TASK BRIEF: Pull every line holding the string "Vicente" from the records below.

[BEGIN MATERIAL PROVIDED]

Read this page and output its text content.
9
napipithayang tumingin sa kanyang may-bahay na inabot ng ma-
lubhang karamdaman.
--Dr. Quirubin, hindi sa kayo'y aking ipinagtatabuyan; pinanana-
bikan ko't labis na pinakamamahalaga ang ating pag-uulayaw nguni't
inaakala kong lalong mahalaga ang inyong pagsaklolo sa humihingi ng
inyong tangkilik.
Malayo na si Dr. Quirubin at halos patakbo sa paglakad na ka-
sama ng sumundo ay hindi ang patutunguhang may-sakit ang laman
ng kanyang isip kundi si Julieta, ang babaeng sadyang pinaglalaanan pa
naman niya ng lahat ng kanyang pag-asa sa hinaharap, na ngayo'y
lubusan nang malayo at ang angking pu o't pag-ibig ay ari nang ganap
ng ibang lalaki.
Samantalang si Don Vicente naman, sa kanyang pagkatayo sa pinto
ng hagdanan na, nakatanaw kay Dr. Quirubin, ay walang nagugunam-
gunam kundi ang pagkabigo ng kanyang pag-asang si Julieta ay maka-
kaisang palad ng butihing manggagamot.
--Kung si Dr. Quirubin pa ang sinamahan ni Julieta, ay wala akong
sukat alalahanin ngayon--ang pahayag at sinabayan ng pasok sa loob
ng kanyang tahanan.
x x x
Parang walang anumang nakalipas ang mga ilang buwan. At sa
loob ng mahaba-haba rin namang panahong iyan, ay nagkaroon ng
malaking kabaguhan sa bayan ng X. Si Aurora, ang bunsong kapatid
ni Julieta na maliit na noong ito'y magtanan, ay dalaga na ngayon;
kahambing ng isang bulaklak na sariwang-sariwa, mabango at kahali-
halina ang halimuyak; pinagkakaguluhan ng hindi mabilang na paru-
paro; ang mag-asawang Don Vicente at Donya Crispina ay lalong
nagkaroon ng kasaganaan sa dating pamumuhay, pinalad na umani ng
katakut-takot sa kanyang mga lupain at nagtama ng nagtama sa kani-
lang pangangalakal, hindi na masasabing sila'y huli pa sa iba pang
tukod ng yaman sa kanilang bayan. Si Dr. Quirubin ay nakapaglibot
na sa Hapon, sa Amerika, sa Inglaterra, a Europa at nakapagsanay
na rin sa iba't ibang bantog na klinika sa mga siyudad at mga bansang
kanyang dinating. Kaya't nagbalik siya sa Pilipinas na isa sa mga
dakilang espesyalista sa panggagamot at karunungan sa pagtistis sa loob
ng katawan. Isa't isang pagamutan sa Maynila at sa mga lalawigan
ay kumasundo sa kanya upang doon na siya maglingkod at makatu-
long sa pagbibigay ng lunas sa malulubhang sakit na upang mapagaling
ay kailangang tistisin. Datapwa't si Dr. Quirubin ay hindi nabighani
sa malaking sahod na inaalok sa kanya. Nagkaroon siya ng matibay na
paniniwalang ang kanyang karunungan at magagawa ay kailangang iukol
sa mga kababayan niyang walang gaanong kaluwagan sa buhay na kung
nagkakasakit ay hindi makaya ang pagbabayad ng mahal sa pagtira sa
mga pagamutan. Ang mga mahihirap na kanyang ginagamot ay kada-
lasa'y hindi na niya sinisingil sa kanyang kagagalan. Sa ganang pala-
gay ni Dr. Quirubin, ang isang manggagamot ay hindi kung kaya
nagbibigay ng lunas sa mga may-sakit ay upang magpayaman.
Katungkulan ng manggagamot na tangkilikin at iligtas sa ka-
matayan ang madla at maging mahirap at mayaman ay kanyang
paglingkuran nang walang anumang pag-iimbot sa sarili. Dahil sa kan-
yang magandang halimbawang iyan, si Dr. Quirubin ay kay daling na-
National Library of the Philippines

[END MATERIAL PROVIDED]

THE ANSWER:
Samantalang si Don Vicente naman, sa kanyang pagkatayo sa pinto
paro; ang mag-asawang Don Vicente at Donya Crispina ay lalong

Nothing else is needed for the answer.